**Task A**
Summarize the flight-tracking text below in two sentences.

**Supplied passage**
-.-.-

It’s Christmas season, and you know what that means: Extra-long queues at airport check-in and “security;” once-a-year travelers who won’t just get out of the plane’s aisle and just sit the hell down; and of course parents/kids/friends who insist that you never emailed them the details of your flight.
We can’t fix the queues, the morons who mill in the aisles, or your lying friends and family, but I can show you how to quickly track a flight right from the Messages app, or anywhere else you see a flight number written down on your iPhone. Let’s take a look.
Both he Mac and iOS have something called data detectors. This feature recognizes things like dates, addresses, and flight numbers, and turns them into tappable links. Dates can be added to your calendar, links can be opened, addresses can be revealed in Maps.
Today, we’re looking at flights. If somebody sends you a straight flight number, the kind that looks like this:
Then you can just tap on it to show the flight details. The first tap offers to copy the number, or to view/preview the flight. Tap again to bring up this view:
If the flight is airborne, then you can also see its progress on the map. Readers who are reading this article on an Apple device can probably just tap that number above and see the details of the perfect Christmas destination for escaping your idiotic family and friends.

-.-.-

**Supplied records**

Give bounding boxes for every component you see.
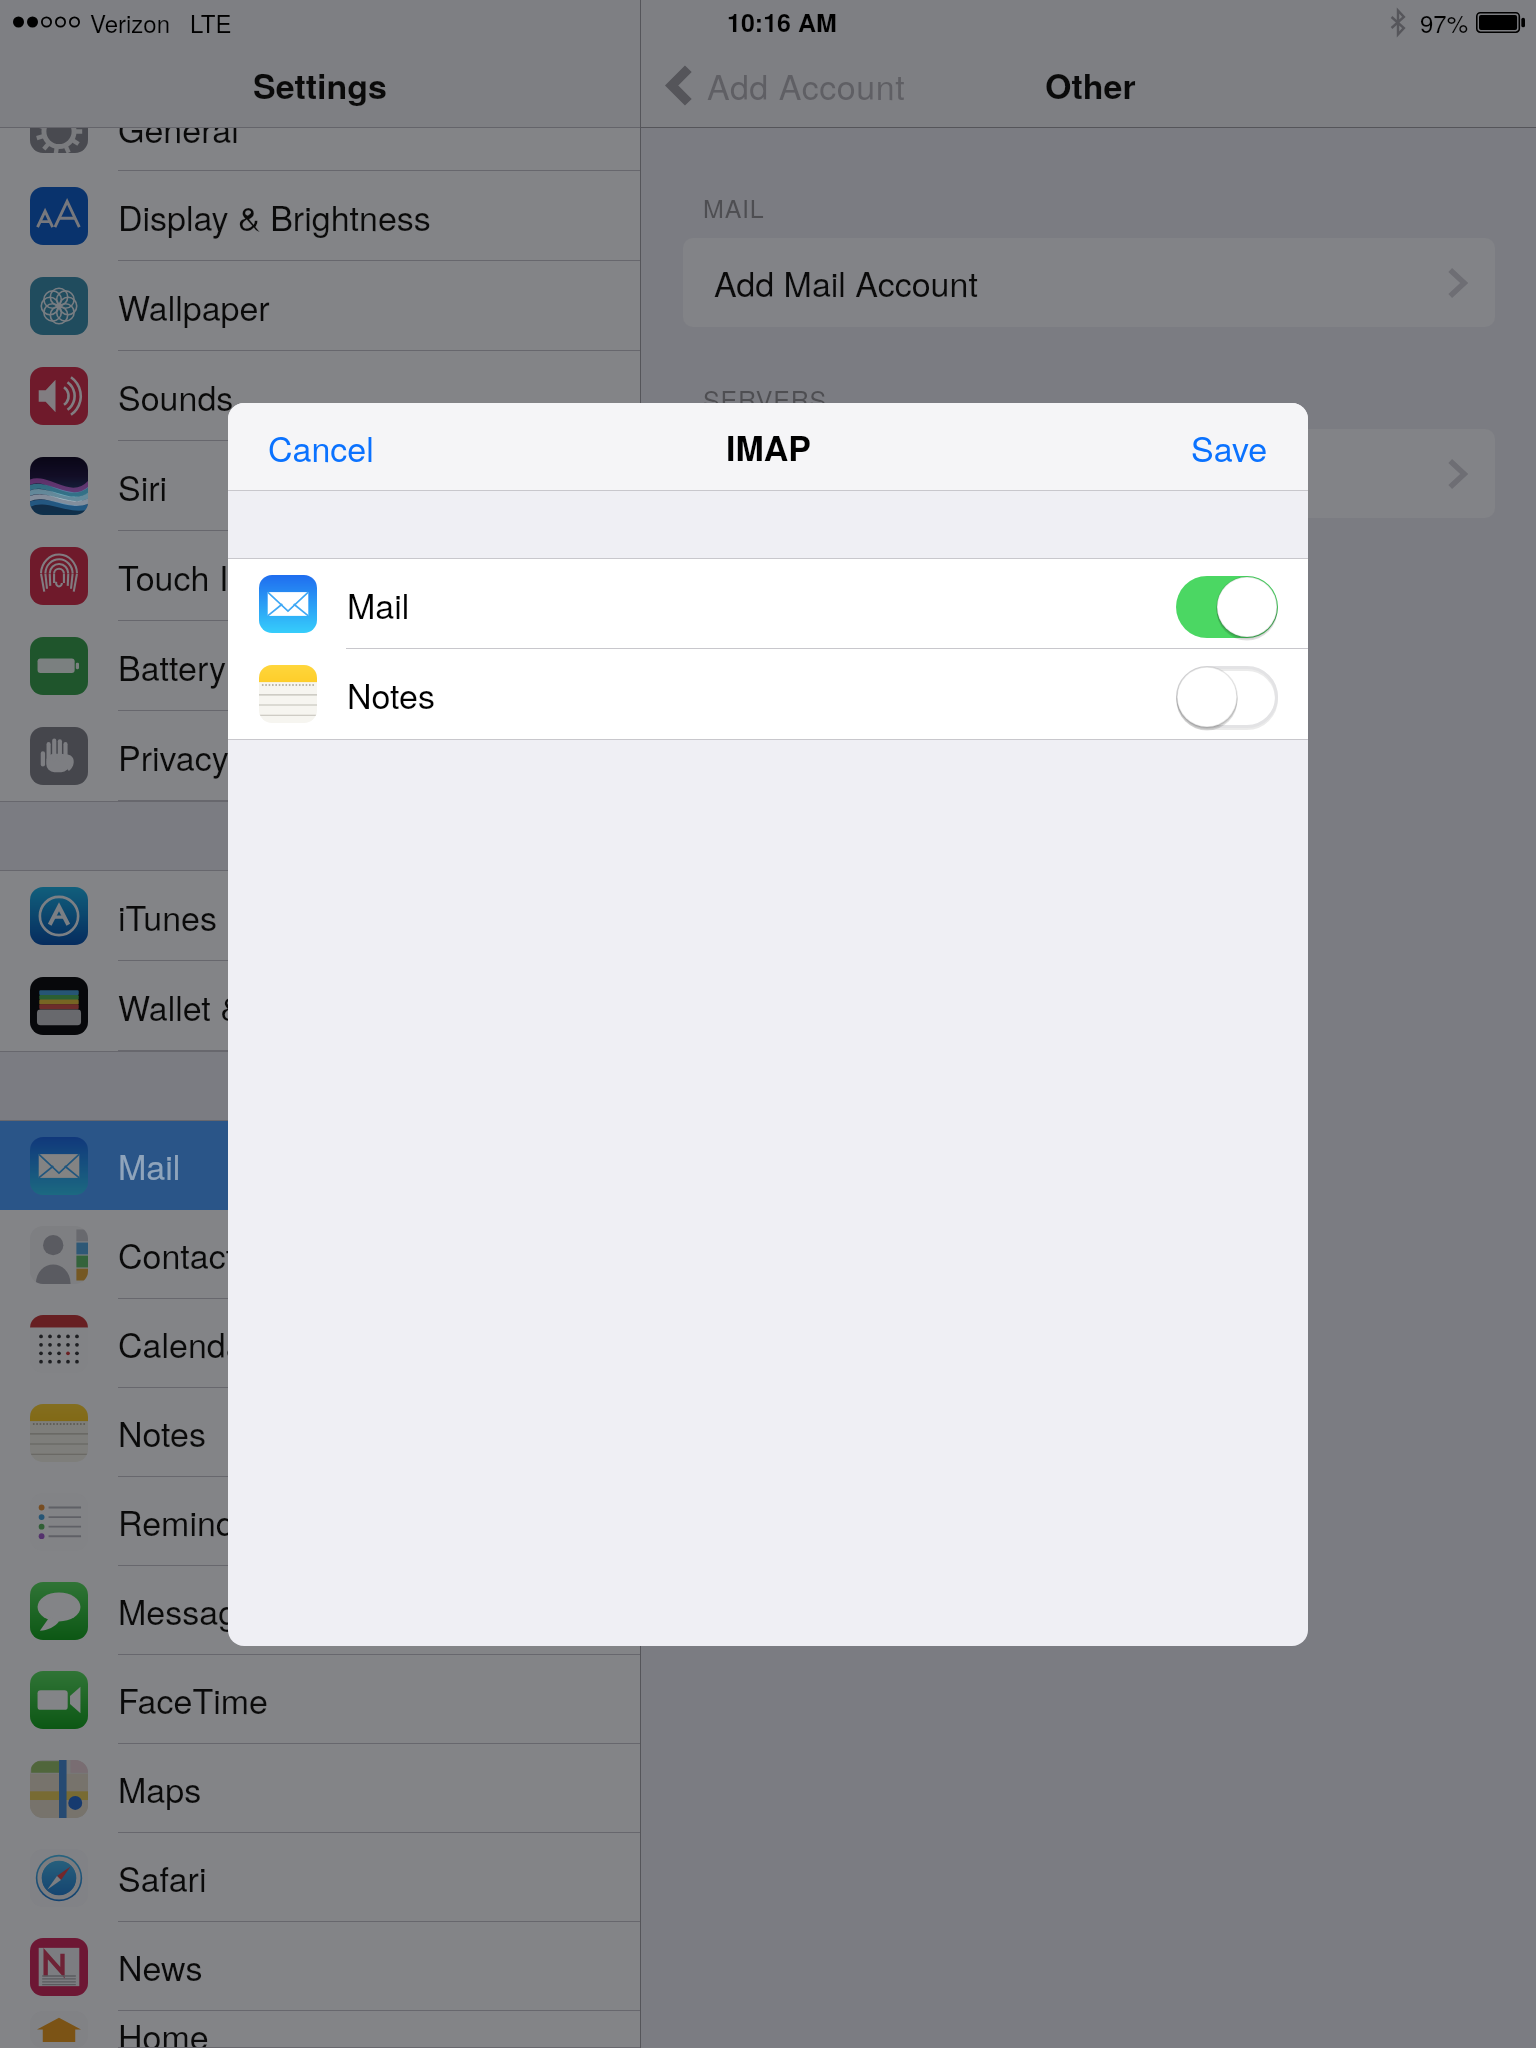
staticText: Privacy bbox=[118, 732, 229, 781]
button[interactable]: Mail bbox=[228, 559, 1308, 649]
staticText: Verizon bbox=[90, 5, 171, 39]
button[interactable]: Messages bbox=[0, 1566, 640, 1655]
staticText: IMAP bbox=[726, 423, 811, 472]
button[interactable]: FaceTime bbox=[0, 1655, 640, 1744]
staticText: Home bbox=[118, 2011, 209, 2048]
staticText: Battery bbox=[118, 642, 227, 691]
button[interactable]: Sounds bbox=[0, 351, 640, 441]
button[interactable]: Add Server bbox=[683, 429, 1495, 518]
staticText: Notes bbox=[347, 670, 435, 719]
button[interactable]: Mail bbox=[0, 1121, 640, 1210]
button[interactable]: Mail on bbox=[1176, 576, 1278, 638]
button[interactable]: Contacts bbox=[0, 1210, 640, 1299]
staticText: News bbox=[118, 1942, 203, 1991]
button[interactable]: Calendar bbox=[0, 1299, 640, 1388]
button[interactable]: General bbox=[0, 128, 640, 171]
staticText: Add Server bbox=[714, 449, 885, 498]
staticText: Notes bbox=[118, 1408, 206, 1457]
button[interactable]: Save bbox=[1185, 411, 1274, 484]
staticText: Add Account bbox=[707, 61, 906, 110]
staticText: 97% bbox=[1420, 5, 1469, 39]
button[interactable]: iTunes & App Store bbox=[0, 871, 640, 961]
button[interactable]: Maps bbox=[0, 1744, 640, 1833]
staticText: Siri bbox=[118, 462, 168, 511]
button[interactable]: Reminders bbox=[0, 1477, 640, 1566]
button[interactable]: Back bbox=[653, 54, 707, 117]
staticText: 10:16 AM bbox=[727, 4, 837, 40]
staticText: Other bbox=[1045, 61, 1136, 110]
staticText: Mail bbox=[118, 1141, 181, 1190]
staticText: SERVERS bbox=[703, 380, 828, 416]
button[interactable]: Touch ID & Passcode bbox=[0, 531, 640, 621]
button[interactable]: Notes off bbox=[1176, 666, 1278, 728]
button[interactable]: Siri bbox=[0, 441, 640, 531]
staticText: LTE bbox=[190, 5, 232, 39]
button[interactable]: Home bbox=[0, 2011, 640, 2048]
staticText: Calendar bbox=[118, 1319, 256, 1368]
staticText: FaceTime bbox=[118, 1675, 268, 1724]
button[interactable]: Wallet & Apple Pay bbox=[0, 961, 640, 1051]
staticText: Touch ID & Passcode bbox=[118, 552, 443, 601]
button[interactable]: Privacy bbox=[0, 711, 640, 801]
button[interactable]: Wallpaper bbox=[0, 261, 640, 351]
staticText: Reminders bbox=[118, 1497, 283, 1546]
staticText: Sounds bbox=[118, 372, 234, 421]
button[interactable]: Display & Brightness bbox=[0, 171, 640, 261]
staticText: General bbox=[118, 128, 239, 147]
staticText: Save bbox=[1191, 423, 1268, 472]
staticText: Add Mail Account bbox=[714, 258, 978, 307]
button[interactable]: Battery bbox=[0, 621, 640, 711]
staticText: Mail bbox=[347, 580, 410, 629]
button[interactable]: Notes bbox=[228, 649, 1308, 739]
staticText: Safari bbox=[118, 1853, 207, 1902]
staticText: Settings bbox=[253, 61, 387, 110]
staticText: Cancel bbox=[268, 423, 374, 472]
staticText: Display & Brightness bbox=[118, 192, 431, 241]
button[interactable]: Add Mail Account bbox=[683, 238, 1495, 327]
staticText: MAIL bbox=[703, 189, 765, 225]
button[interactable]: Notes bbox=[0, 1388, 640, 1477]
staticText: iTunes & App Store bbox=[118, 892, 409, 941]
staticText: Wallet & Apple Pay bbox=[118, 982, 406, 1031]
staticText: Wallpaper bbox=[118, 282, 270, 331]
staticText: Messages bbox=[118, 1586, 273, 1635]
button[interactable]: News bbox=[0, 1922, 640, 2011]
staticText: Contacts bbox=[118, 1230, 253, 1279]
staticText: Maps bbox=[118, 1764, 202, 1813]
button[interactable]: Safari bbox=[0, 1833, 640, 1922]
button[interactable]: Cancel bbox=[262, 411, 380, 484]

-.-.-

**Task B**
In the listing, substitute "Sounds & Haptics" for "Sounds" across the stretch from the line containing "staticText: Privacy bbox=[118, 732, 229, 781]" through the line containing "button[interactable]: Add Server". Give back only those lines, with everything else left as it is.

**Correct result A**
At Christmas, the text shows how to track a flight right from the Messages app or anywhere else a flight number is written on an iPhone. Data detectors on the Mac and iOS turn flight numbers into tappable links, and tapping one lets you copy the number or view the flight details, including its progress on a map if the flight is airborne.

**Correct result B**
staticText: Privacy bbox=[118, 732, 229, 781]
button[interactable]: Mail bbox=[228, 559, 1308, 649]
staticText: Verizon bbox=[90, 5, 171, 39]
button[interactable]: Messages bbox=[0, 1566, 640, 1655]
staticText: IMAP bbox=[726, 423, 811, 472]
button[interactable]: FaceTime bbox=[0, 1655, 640, 1744]
staticText: Home bbox=[118, 2011, 209, 2048]
staticText: Battery bbox=[118, 642, 227, 691]
button[interactable]: Sounds & Haptics bbox=[0, 351, 640, 441]
button[interactable]: Add Server bbox=[683, 429, 1495, 518]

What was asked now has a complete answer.